Assigned task – In the material below, find each line that contains the word "onderwijzers" and copy it.
(Beginning of Source material)
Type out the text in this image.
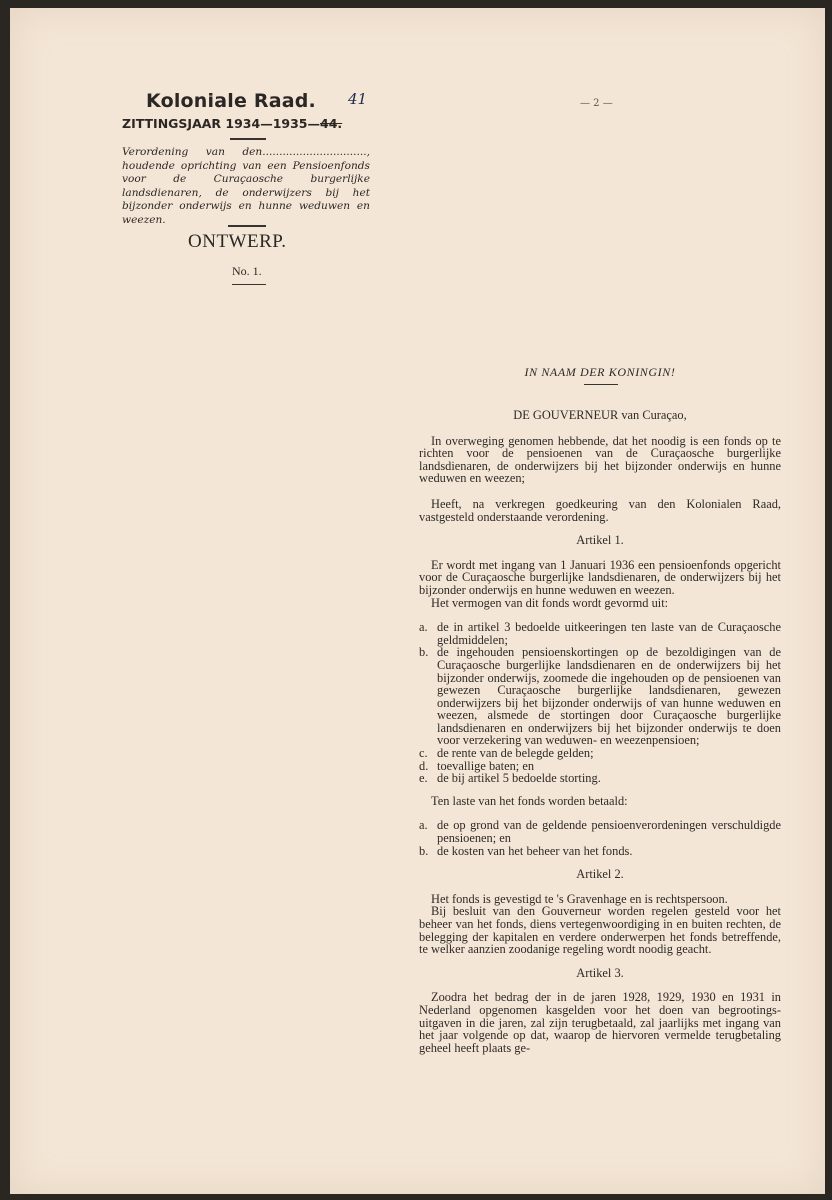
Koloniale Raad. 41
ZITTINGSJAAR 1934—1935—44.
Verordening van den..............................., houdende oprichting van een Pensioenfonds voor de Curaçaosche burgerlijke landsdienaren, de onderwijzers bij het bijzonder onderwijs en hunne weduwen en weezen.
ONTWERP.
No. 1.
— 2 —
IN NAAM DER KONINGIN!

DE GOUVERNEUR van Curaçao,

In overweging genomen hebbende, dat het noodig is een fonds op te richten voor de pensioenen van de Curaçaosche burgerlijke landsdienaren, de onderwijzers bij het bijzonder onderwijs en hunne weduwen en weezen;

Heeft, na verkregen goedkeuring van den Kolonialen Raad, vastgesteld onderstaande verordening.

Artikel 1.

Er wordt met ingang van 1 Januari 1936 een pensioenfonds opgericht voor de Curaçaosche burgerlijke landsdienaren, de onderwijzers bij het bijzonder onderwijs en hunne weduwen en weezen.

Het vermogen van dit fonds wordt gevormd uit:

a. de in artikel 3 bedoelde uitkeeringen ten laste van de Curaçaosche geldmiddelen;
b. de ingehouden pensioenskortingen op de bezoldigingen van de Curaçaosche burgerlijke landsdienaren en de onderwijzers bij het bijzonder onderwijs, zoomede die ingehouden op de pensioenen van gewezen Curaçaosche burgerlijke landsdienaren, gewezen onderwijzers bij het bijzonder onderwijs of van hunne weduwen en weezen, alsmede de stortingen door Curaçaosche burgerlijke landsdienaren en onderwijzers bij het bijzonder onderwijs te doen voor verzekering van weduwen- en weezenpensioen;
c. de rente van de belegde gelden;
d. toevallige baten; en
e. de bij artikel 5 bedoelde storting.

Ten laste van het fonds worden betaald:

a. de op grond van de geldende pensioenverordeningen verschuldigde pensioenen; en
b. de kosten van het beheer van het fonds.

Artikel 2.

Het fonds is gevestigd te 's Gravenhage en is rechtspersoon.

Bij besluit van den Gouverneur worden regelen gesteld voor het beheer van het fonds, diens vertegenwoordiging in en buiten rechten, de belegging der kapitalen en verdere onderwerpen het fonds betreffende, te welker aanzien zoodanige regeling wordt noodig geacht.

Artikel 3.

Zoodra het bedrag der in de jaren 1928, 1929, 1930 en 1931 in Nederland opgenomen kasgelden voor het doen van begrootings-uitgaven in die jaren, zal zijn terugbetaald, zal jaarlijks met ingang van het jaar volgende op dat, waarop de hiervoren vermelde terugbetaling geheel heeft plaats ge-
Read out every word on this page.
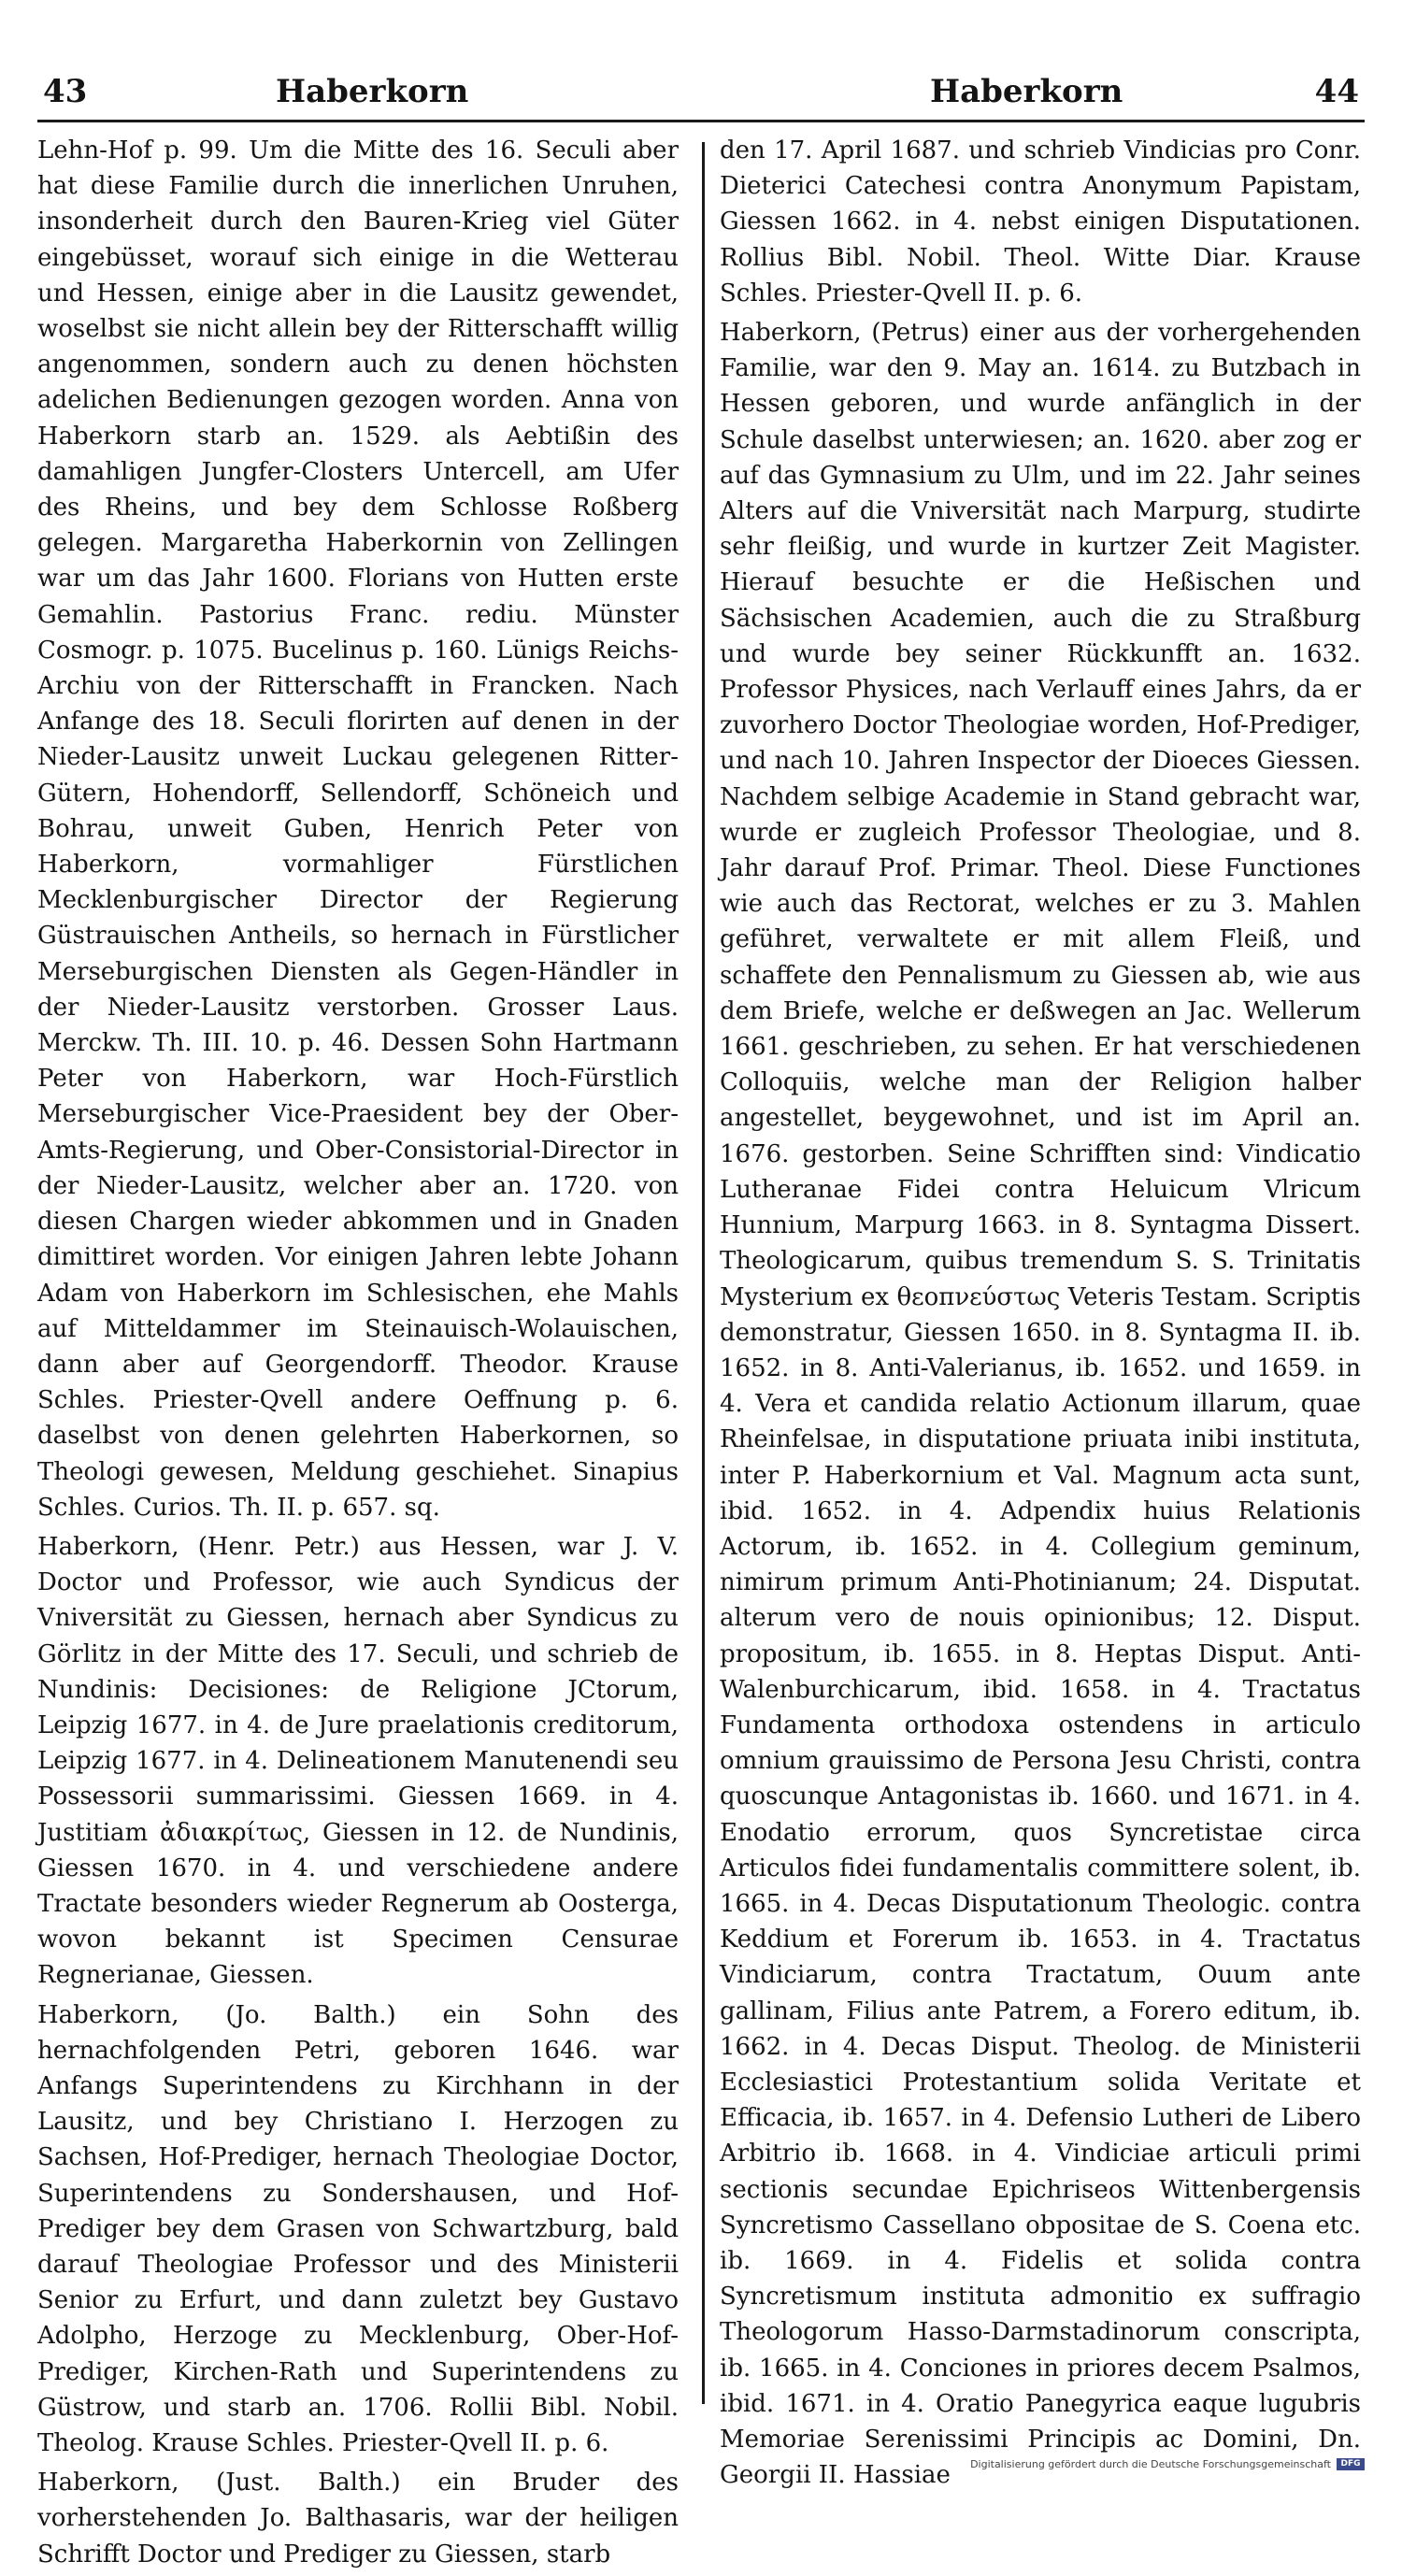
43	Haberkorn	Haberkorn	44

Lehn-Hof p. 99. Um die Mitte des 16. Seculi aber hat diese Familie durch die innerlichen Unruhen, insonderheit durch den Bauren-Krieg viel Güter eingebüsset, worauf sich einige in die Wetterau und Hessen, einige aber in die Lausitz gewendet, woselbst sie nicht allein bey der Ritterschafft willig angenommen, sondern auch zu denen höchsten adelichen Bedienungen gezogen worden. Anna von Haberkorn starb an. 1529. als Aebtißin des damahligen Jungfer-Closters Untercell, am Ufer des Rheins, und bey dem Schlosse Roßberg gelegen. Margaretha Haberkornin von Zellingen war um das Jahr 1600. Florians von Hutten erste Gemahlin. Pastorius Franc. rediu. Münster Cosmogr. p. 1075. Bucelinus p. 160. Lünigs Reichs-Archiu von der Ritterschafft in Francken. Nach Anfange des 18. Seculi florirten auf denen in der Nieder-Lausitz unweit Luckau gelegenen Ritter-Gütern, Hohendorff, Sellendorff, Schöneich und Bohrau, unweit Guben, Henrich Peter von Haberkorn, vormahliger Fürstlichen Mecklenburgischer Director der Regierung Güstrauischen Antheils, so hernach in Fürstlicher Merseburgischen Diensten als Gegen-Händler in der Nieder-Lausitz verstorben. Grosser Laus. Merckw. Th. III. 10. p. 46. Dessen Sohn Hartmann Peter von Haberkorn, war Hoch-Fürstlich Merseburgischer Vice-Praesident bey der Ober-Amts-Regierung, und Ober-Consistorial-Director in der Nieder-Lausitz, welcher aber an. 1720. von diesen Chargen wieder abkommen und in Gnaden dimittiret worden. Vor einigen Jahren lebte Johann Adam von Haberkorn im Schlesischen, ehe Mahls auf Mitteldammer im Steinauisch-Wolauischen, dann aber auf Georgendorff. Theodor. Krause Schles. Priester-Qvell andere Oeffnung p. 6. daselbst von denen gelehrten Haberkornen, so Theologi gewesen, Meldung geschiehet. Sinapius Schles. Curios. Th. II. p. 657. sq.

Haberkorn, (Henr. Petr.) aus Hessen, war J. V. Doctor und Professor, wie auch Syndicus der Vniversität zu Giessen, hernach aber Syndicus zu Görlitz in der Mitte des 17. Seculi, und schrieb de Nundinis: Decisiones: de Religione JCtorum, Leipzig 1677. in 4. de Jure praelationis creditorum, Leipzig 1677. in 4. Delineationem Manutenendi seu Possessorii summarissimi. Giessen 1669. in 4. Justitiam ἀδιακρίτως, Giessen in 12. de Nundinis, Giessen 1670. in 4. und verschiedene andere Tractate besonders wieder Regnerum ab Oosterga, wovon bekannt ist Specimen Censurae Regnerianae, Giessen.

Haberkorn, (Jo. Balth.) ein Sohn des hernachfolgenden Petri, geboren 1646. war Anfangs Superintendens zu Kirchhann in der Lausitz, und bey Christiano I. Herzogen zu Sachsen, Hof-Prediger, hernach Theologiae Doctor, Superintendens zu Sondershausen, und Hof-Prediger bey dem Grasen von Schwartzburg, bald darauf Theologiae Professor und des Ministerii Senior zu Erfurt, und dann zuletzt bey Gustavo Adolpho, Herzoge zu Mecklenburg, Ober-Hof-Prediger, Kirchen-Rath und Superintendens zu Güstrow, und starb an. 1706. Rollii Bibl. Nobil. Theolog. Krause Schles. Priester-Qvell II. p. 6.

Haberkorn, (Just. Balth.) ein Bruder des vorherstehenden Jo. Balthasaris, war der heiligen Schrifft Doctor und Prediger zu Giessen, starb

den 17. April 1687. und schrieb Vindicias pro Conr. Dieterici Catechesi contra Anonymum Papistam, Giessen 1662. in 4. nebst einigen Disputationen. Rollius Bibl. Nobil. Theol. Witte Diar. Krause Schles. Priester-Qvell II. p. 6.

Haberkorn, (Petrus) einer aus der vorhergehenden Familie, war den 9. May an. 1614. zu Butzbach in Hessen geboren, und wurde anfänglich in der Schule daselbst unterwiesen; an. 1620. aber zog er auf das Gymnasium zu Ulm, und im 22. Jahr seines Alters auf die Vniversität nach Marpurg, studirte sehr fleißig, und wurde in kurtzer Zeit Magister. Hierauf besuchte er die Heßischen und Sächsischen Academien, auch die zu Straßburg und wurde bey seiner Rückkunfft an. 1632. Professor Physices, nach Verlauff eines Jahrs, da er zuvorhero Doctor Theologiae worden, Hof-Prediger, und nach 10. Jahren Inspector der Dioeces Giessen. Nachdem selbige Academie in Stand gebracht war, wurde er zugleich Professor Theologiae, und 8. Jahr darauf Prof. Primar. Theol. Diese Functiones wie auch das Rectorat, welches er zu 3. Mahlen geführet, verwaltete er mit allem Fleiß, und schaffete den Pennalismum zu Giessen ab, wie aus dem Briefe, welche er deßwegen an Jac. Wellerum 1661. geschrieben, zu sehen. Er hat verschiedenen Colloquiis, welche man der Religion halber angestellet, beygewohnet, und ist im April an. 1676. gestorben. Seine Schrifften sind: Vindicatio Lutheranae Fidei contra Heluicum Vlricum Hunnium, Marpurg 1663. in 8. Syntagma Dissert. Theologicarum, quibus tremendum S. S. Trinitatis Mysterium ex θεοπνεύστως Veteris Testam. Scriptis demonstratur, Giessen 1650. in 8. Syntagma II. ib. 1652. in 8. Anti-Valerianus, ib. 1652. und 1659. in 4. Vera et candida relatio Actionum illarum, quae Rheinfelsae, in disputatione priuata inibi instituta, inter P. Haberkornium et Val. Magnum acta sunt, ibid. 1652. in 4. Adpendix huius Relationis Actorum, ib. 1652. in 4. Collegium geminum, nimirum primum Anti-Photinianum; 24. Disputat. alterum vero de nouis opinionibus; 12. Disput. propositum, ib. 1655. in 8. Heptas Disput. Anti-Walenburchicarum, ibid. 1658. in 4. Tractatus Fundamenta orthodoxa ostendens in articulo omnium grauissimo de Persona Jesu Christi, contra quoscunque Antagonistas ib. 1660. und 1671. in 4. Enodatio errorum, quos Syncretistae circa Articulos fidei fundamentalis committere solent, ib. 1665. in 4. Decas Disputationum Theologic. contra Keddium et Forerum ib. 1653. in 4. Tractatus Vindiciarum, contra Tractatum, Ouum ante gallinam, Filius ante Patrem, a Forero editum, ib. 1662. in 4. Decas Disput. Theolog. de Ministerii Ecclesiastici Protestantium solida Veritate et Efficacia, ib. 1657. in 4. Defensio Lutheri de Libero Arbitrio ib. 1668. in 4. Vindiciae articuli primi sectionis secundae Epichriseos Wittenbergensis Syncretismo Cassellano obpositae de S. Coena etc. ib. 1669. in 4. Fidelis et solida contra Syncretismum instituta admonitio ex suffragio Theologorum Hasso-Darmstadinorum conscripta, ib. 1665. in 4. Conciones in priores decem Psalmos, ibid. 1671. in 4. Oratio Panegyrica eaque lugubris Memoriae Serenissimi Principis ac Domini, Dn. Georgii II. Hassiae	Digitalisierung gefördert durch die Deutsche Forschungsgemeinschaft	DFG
(End of Source material)
Expected answer –
Verordening van den..............................., houdende oprichting van een Pensioenfonds voor de Curaçaosche burgerlijke landsdienaren, de onderwijzers bij het bijzonder onderwijs en hunne weduwen en weezen.
In overweging genomen hebbende, dat het noodig is een fonds op te richten voor de pensioenen van de Curaçaosche burgerlijke landsdienaren, de onderwijzers bij het bijzonder onderwijs en hunne weduwen en weezen;
Er wordt met ingang van 1 Januari 1936 een pensioenfonds opgericht voor de Curaçaosche burgerlijke landsdienaren, de onderwijzers bij het bijzonder onderwijs en hunne weduwen en weezen.
b. de ingehouden pensioenskortingen op de bezoldigingen van de Curaçaosche burgerlijke landsdienaren en de onderwijzers bij het bijzonder onderwijs, zoomede die ingehouden op de pensioenen van gewezen Curaçaosche burgerlijke landsdienaren, gewezen onderwijzers bij het bijzonder onderwijs of van hunne weduwen en weezen, alsmede de stortingen door Curaçaosche burgerlijke landsdienaren en onderwijzers bij het bijzonder onderwijs te doen voor verzekering van weduwen- en weezenpensioen;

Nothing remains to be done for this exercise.